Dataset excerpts

— Begin —

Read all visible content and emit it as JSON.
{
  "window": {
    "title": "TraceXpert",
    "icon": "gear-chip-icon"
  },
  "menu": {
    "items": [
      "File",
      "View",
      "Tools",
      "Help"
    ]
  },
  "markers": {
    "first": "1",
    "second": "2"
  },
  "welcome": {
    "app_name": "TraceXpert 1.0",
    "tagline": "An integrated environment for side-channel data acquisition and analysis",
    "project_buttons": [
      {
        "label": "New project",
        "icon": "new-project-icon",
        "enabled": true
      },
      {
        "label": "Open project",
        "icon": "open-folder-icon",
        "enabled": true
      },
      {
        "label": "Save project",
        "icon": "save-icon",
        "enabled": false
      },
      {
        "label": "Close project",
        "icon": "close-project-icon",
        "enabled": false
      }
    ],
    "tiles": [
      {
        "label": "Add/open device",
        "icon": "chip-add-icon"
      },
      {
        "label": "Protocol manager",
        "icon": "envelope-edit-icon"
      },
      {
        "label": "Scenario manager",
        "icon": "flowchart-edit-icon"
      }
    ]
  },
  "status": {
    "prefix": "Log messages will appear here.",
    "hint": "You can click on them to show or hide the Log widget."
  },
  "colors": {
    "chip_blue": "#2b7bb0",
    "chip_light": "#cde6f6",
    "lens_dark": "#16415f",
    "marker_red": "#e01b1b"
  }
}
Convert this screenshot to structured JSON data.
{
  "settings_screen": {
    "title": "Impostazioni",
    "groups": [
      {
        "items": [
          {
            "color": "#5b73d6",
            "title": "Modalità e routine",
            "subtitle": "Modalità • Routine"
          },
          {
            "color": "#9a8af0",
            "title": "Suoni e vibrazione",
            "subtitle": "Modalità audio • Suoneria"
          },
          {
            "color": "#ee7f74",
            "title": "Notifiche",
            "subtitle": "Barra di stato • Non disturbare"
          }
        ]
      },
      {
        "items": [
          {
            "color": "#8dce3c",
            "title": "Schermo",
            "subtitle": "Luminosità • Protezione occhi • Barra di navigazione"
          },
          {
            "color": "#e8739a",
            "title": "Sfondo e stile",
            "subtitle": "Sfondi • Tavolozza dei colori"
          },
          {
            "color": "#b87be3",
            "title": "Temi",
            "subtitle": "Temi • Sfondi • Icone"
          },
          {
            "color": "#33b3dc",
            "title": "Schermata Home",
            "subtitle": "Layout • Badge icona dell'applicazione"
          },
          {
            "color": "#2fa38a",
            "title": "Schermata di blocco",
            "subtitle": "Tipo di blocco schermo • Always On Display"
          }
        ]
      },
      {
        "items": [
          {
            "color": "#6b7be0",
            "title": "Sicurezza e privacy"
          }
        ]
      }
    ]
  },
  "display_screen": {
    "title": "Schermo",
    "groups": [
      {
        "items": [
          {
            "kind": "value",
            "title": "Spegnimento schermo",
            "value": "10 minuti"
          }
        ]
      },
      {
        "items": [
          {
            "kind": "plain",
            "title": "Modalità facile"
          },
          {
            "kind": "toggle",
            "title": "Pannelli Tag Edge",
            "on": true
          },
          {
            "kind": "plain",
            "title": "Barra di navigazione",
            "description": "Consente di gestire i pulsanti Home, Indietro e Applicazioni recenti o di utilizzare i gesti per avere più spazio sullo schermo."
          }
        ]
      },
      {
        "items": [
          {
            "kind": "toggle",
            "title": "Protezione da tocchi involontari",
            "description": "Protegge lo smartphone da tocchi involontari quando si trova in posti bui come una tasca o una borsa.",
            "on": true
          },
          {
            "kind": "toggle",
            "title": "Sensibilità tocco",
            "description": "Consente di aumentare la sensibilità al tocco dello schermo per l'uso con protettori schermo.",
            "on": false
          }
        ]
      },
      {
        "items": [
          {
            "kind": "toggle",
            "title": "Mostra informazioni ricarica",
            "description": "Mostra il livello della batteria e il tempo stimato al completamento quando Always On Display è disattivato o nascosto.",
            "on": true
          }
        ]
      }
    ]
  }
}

— End —
— Begin —

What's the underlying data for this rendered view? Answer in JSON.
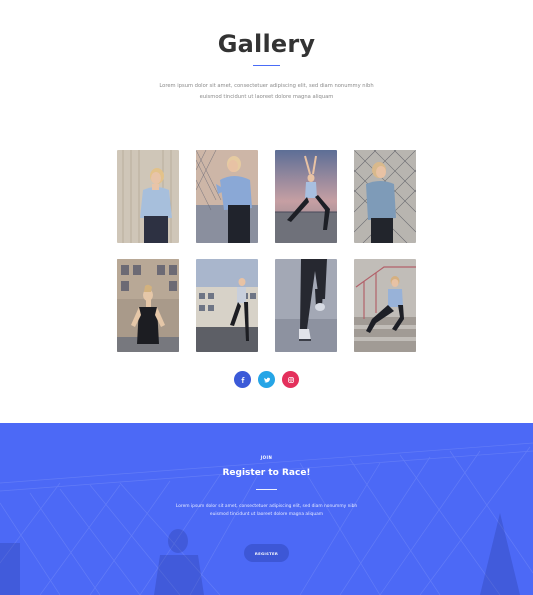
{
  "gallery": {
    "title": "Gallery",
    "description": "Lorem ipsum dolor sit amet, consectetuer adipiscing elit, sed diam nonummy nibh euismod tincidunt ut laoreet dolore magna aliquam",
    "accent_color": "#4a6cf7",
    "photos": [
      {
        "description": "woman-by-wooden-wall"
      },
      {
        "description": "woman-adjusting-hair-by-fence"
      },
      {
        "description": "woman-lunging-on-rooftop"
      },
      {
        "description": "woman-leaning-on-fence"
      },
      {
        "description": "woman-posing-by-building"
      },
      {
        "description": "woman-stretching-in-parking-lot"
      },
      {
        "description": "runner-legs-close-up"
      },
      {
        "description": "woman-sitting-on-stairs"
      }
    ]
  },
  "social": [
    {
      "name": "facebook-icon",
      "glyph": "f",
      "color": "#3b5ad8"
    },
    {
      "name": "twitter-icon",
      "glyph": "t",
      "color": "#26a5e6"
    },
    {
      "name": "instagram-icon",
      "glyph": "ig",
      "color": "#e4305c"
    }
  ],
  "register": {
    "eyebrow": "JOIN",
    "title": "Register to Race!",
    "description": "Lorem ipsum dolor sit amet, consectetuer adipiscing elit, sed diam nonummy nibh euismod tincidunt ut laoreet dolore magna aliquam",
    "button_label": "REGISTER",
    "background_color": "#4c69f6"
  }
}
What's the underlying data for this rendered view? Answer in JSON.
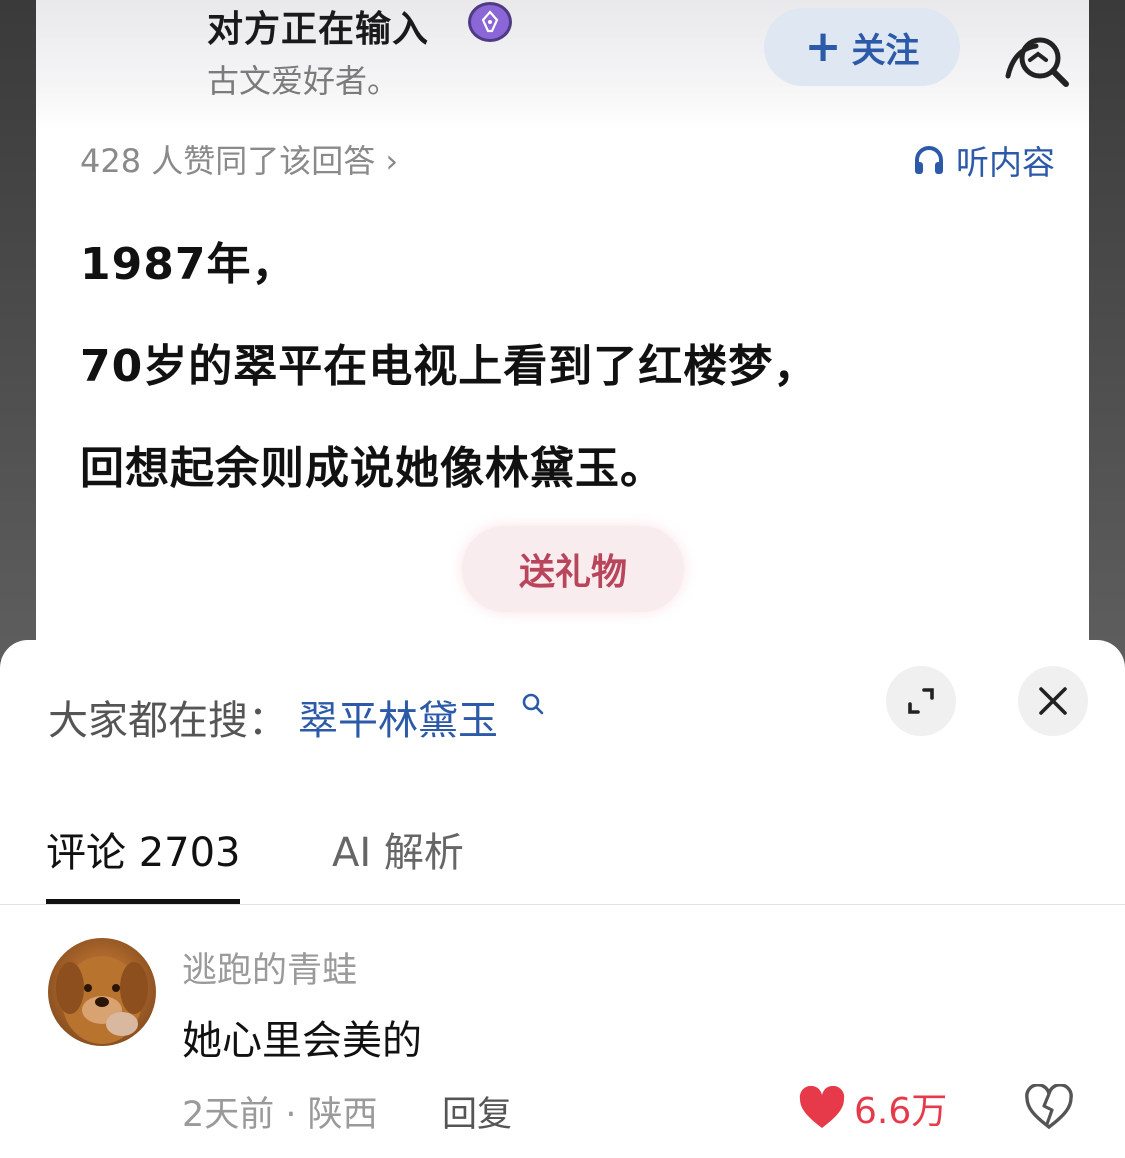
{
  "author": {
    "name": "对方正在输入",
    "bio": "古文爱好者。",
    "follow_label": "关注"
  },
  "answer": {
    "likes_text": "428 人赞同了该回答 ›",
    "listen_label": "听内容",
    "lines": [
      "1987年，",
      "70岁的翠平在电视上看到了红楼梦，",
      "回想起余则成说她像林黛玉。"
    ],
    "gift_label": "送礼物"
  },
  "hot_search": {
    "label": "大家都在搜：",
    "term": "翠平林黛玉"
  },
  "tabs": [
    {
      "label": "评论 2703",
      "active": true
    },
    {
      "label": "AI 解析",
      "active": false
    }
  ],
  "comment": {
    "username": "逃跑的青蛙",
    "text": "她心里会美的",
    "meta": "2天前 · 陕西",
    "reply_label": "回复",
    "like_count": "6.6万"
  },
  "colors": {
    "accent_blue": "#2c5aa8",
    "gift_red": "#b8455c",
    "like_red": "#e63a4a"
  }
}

— End —

_Exercise brief_
Show the lines that mention the word "Protezione".

_The reply_
            "subtitle": "Luminosità • Protezione occhi • Barra di navigazione"
            "title": "Protezione da tocchi involontari",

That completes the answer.